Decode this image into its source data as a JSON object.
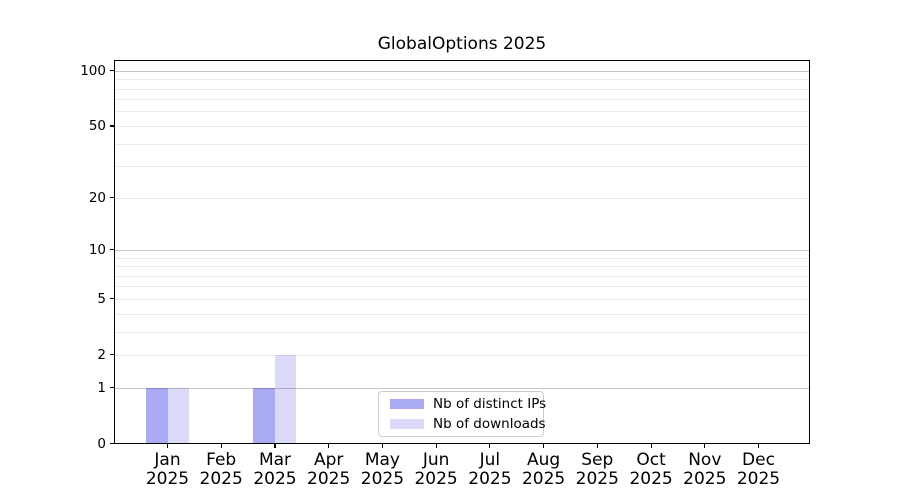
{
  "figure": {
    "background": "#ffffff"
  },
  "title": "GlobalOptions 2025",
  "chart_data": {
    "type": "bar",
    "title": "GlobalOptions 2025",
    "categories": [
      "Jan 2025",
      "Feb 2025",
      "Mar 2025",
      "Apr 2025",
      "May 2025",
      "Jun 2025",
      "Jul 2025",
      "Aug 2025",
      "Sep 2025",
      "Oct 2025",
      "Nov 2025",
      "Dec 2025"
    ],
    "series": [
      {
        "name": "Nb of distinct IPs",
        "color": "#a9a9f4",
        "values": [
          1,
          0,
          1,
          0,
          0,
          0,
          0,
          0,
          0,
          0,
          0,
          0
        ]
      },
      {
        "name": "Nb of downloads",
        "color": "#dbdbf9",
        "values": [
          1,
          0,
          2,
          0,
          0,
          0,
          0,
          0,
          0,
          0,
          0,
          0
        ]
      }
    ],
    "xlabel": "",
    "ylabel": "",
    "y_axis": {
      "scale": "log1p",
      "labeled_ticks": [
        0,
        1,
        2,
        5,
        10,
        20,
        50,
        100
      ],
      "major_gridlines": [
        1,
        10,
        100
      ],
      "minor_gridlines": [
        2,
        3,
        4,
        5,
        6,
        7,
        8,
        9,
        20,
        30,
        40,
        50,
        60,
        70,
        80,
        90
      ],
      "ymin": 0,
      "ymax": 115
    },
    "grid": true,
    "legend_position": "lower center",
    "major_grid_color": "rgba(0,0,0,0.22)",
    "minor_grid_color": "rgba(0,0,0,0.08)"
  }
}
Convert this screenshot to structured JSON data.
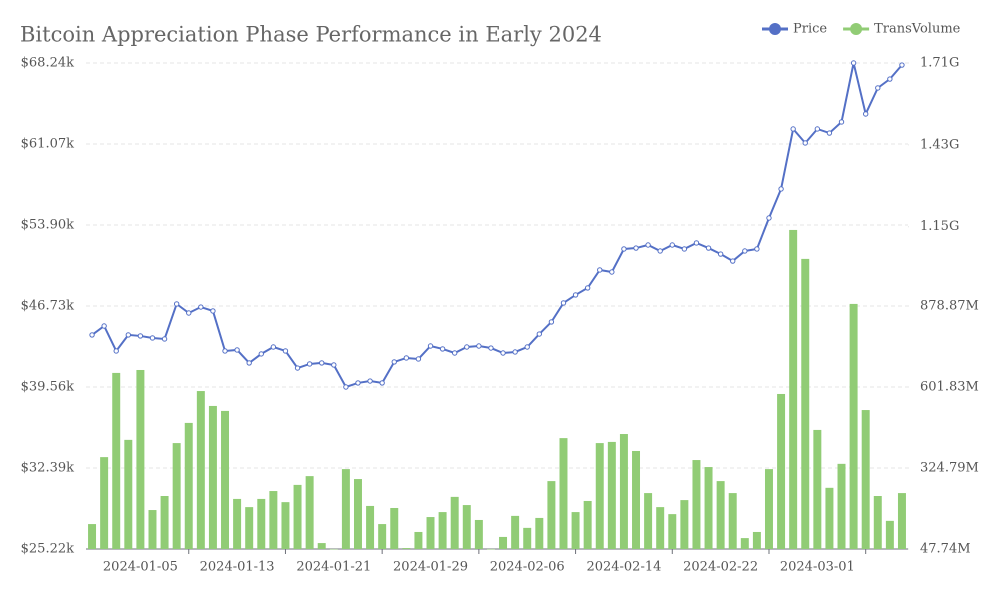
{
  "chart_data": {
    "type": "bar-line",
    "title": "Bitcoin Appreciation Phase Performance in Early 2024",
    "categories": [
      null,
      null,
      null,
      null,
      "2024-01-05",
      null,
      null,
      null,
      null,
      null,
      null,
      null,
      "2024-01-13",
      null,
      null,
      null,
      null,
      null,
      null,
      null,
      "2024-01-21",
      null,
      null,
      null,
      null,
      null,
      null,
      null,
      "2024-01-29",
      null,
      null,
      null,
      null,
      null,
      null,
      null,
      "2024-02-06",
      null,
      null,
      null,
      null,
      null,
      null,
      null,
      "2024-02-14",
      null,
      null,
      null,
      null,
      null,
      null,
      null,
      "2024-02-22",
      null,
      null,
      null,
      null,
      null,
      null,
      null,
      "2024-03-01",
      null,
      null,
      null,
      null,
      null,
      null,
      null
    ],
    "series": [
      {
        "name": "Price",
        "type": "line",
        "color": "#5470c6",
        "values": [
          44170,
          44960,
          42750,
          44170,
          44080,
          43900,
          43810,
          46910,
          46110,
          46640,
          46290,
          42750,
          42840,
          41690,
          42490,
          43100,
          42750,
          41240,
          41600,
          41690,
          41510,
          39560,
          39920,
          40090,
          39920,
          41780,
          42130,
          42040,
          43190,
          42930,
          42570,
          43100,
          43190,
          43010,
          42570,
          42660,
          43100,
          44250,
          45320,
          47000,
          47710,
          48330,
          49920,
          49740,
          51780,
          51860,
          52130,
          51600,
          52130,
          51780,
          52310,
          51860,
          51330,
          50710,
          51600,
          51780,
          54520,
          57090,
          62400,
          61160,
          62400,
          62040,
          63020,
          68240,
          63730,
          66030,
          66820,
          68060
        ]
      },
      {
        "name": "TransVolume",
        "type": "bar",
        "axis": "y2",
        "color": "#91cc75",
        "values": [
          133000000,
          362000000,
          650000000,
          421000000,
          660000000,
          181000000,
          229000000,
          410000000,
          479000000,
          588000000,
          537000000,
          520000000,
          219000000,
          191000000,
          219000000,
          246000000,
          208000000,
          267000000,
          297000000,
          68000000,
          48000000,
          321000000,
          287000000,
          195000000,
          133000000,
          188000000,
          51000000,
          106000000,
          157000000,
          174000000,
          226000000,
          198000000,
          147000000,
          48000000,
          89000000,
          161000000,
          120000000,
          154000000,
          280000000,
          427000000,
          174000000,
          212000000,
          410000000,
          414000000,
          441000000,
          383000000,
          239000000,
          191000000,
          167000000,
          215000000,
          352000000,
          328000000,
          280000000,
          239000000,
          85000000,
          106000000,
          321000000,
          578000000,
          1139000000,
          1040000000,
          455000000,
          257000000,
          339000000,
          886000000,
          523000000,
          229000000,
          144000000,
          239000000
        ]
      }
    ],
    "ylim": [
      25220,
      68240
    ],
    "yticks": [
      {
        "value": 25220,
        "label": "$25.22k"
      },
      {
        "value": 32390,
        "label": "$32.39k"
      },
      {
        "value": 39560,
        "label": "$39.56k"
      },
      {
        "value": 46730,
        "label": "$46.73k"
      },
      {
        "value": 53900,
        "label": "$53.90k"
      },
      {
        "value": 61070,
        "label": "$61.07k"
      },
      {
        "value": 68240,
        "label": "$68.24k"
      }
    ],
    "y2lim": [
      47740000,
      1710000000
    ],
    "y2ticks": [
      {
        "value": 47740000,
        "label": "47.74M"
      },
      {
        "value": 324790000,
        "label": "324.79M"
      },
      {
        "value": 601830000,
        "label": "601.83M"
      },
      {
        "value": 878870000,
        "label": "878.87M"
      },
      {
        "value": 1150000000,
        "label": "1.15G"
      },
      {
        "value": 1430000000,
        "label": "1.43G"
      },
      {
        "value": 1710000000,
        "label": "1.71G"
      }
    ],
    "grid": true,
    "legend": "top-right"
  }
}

* **WRITTEN INSTRUCTION**: Copy every line of the listing where the word "type" appears.

* **THE REPLY**:
    "type": "bar",
    "type": "bar-line",
        "type": "line",
        "type": "bar",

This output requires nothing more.